Written instruction 1
Please render the stretch of the records from their start through the line containing "points-text: 积分：0 <box>82 148 121 160</box>" as a JSON list of strings, one string per line, leaving out blank lines.

——

What goes down must surely come up?

In my last post, I waxed nostalgic about a picture of me and my buddies standing in front of our newly constructed submarine.  The fact that the nearest water of any size was the swimming hole in the creek about a quarter mile away didn’t deter us one whit.  What mattered was that we’d created it.  My mom agreed to take the picture because, I am sure, she didn’t think it would ever be launched.  Little did she know.

The idea of building – something – was conceived one very hot summer Saturday morning in my back yard.  It was one of those days that dawns brassy and stays that way all day until you feel your eyeballs begin to boil.  Washington, D.C. can do that to you; and does every summer.  A bunch of us guys (no girls) were hanging around the little gazebo in the back yard that my dad had finally finished.  There were all sorts of boards, nails, glue pots, little metal thingies, and empty (or nearly so) paint cans.

We’d become really exhausted from jumping over boards placed on paint cans with our bikes and were now relaxing around an upturned washtub with cold water and a few ice cubes in it.  Warm bottles of Coke were trying their best to cool themselves in the tepid water.  I’m not sure which of us got the original idea, but suddenly we were all talking about how the paint cans would hold water.  We carried that even further to the end that they would also hold air and support a board placed in water.

This got us thinking along the lines of a raft or something like that.  We listlessly kicked around all sorts of wild schemes until one guys says “what about a submarine?”  There was the usual jeering but then died out as we thought harder about it.  We discusses all sorts of ways to make something like that work, but couldn’t come up with anything that satisfied the actual working premise of a submarine: it sinks, and then it comes back up.

The actual sinking was no problem at all.  Pull the plug and down you’d go.  It was the coming back up that had us stumped.  We must have sat around that galvanized tub for most of the afternoon before my brother, of all people, suggested that we use a hose and blow air back into whatever we use for flotation.  That idea had merit.

——

Written instruction 2
In the submarine story, list every item it names among the things scattered around the backyard gazebo.

——

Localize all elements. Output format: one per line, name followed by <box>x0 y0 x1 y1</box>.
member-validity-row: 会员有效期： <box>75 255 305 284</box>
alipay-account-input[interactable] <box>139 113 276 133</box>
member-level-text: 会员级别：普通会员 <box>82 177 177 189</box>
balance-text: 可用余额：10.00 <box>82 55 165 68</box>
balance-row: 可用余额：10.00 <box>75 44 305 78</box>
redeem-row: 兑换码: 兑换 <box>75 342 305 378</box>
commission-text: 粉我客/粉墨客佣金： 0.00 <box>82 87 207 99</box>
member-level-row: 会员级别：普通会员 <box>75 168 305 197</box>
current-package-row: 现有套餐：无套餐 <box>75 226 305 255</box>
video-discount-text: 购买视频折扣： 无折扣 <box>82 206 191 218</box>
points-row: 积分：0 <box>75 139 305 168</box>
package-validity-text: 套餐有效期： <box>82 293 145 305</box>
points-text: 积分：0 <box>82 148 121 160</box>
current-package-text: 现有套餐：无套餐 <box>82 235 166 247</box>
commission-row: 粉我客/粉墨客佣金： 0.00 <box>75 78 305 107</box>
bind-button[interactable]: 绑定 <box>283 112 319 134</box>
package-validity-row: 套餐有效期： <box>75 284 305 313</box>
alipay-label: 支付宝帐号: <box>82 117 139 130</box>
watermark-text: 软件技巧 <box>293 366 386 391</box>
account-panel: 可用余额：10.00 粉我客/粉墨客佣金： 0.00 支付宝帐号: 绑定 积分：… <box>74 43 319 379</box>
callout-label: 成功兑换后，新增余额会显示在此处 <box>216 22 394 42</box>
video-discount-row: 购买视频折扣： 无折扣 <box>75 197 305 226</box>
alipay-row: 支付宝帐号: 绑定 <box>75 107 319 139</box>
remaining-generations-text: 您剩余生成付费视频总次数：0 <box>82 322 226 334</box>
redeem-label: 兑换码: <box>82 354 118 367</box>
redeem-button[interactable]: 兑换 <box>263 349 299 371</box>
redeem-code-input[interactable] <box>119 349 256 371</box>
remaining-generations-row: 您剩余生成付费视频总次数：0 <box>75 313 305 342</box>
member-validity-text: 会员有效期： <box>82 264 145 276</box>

——

Correct result 1
[
  "Localize all elements. Output format: one per line, name followed by <box>x0 y0 x1 y1</box>.",
  "member-validity-row: 会员有效期： <box>75 255 305 284</box>",
  "alipay-account-input[interactable] <box>139 113 276 133</box>",
  "member-level-text: 会员级别：普通会员 <box>82 177 177 189</box>",
  "balance-text: 可用余额：10.00 <box>82 55 165 68</box>",
  "balance-row: 可用余额：10.00 <box>75 44 305 78</box>",
  "redeem-row: 兑换码: 兑换 <box>75 342 305 378</box>",
  "commission-text: 粉我客/粉墨客佣金： 0.00 <box>82 87 207 99</box>",
  "member-level-row: 会员级别：普通会员 <box>75 168 305 197</box>",
  "current-package-row: 现有套餐：无套餐 <box>75 226 305 255</box>",
  "video-discount-text: 购买视频折扣： 无折扣 <box>82 206 191 218</box>",
  "points-row: 积分：0 <box>75 139 305 168</box>",
  "package-validity-text: 套餐有效期： <box>82 293 145 305</box>",
  "points-text: 积分：0 <box>82 148 121 160</box>"
]

Correct result 2
- boards
- nails
- glue pots
- little metal thingies
- empty (or nearly so) paint cans